▸ **Do this**:
Repeat the whole listing exactly as written.
>> BEGIN
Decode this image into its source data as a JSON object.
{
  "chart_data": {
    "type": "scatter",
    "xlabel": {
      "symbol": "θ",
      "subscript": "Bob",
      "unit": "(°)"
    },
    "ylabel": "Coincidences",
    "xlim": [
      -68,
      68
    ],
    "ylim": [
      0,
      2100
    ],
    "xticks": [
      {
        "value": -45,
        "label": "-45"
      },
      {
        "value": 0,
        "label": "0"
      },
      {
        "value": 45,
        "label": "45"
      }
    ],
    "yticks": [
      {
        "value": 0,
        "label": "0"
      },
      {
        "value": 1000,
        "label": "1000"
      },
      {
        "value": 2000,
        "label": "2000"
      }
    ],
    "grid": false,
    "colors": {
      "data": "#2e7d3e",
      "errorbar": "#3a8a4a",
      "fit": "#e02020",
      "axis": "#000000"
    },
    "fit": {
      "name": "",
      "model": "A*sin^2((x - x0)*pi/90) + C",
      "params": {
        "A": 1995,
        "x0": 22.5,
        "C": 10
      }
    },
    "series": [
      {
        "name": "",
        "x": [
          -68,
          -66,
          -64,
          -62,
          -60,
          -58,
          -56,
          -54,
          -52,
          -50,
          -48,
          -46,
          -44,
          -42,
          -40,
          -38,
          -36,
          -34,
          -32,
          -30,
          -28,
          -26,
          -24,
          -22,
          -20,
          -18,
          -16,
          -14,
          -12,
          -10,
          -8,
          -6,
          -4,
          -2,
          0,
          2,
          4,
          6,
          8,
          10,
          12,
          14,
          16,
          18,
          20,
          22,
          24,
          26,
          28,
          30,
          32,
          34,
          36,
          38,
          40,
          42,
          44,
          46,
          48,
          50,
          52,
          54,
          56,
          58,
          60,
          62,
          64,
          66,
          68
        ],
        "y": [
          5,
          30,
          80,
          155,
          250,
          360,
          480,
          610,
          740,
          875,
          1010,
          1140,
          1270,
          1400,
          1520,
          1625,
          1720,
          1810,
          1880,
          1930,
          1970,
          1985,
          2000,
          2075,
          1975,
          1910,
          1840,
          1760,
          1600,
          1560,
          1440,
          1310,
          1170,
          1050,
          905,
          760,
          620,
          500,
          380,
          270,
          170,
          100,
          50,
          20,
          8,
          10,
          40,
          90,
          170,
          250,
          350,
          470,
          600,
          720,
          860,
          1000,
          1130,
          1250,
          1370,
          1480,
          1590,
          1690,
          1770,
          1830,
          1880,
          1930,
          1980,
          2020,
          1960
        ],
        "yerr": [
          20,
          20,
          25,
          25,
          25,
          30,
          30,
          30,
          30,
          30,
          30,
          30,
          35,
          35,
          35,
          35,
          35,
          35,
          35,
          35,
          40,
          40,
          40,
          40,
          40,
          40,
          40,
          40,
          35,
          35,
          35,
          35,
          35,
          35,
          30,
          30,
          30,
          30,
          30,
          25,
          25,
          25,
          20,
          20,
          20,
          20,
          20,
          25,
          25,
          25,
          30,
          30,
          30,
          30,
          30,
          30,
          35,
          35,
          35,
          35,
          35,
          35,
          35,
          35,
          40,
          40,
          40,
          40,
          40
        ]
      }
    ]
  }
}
>> END
▸ **Result of the exercise**:
Decode this image into its source data as a JSON object.
{
  "chart_data": {
    "type": "scatter",
    "xlabel": {
      "symbol": "θ",
      "subscript": "Bob",
      "unit": "(°)"
    },
    "ylabel": "Coincidences",
    "xlim": [
      -68,
      68
    ],
    "ylim": [
      0,
      2100
    ],
    "xticks": [
      {
        "value": -45,
        "label": "-45"
      },
      {
        "value": 0,
        "label": "0"
      },
      {
        "value": 45,
        "label": "45"
      }
    ],
    "yticks": [
      {
        "value": 0,
        "label": "0"
      },
      {
        "value": 1000,
        "label": "1000"
      },
      {
        "value": 2000,
        "label": "2000"
      }
    ],
    "grid": false,
    "colors": {
      "data": "#2e7d3e",
      "errorbar": "#3a8a4a",
      "fit": "#e02020",
      "axis": "#000000"
    },
    "fit": {
      "name": "",
      "model": "A*sin^2((x - x0)*pi/90) + C",
      "params": {
        "A": 1995,
        "x0": 22.5,
        "C": 10
      }
    },
    "series": [
      {
        "name": "",
        "x": [
          -68,
          -66,
          -64,
          -62,
          -60,
          -58,
          -56,
          -54,
          -52,
          -50,
          -48,
          -46,
          -44,
          -42,
          -40,
          -38,
          -36,
          -34,
          -32,
          -30,
          -28,
          -26,
          -24,
          -22,
          -20,
          -18,
          -16,
          -14,
          -12,
          -10,
          -8,
          -6,
          -4,
          -2,
          0,
          2,
          4,
          6,
          8,
          10,
          12,
          14,
          16,
          18,
          20,
          22,
          24,
          26,
          28,
          30,
          32,
          34,
          36,
          38,
          40,
          42,
          44,
          46,
          48,
          50,
          52,
          54,
          56,
          58,
          60,
          62,
          64,
          66,
          68
        ],
        "y": [
          5,
          30,
          80,
          155,
          250,
          360,
          480,
          610,
          740,
          875,
          1010,
          1140,
          1270,
          1400,
          1520,
          1625,
          1720,
          1810,
          1880,
          1930,
          1970,
          1985,
          2000,
          2075,
          1975,
          1910,
          1840,
          1760,
          1600,
          1560,
          1440,
          1310,
          1170,
          1050,
          905,
          760,
          620,
          500,
          380,
          270,
          170,
          100,
          50,
          20,
          8,
          10,
          40,
          90,
          170,
          250,
          350,
          470,
          600,
          720,
          860,
          1000,
          1130,
          1250,
          1370,
          1480,
          1590,
          1690,
          1770,
          1830,
          1880,
          1930,
          1980,
          2020,
          1960
        ],
        "yerr": [
          20,
          20,
          25,
          25,
          25,
          30,
          30,
          30,
          30,
          30,
          30,
          30,
          35,
          35,
          35,
          35,
          35,
          35,
          35,
          35,
          40,
          40,
          40,
          40,
          40,
          40,
          40,
          40,
          35,
          35,
          35,
          35,
          35,
          35,
          30,
          30,
          30,
          30,
          30,
          25,
          25,
          25,
          20,
          20,
          20,
          20,
          20,
          25,
          25,
          25,
          30,
          30,
          30,
          30,
          30,
          30,
          35,
          35,
          35,
          35,
          35,
          35,
          35,
          35,
          40,
          40,
          40,
          40,
          40
        ]
      }
    ]
  }
}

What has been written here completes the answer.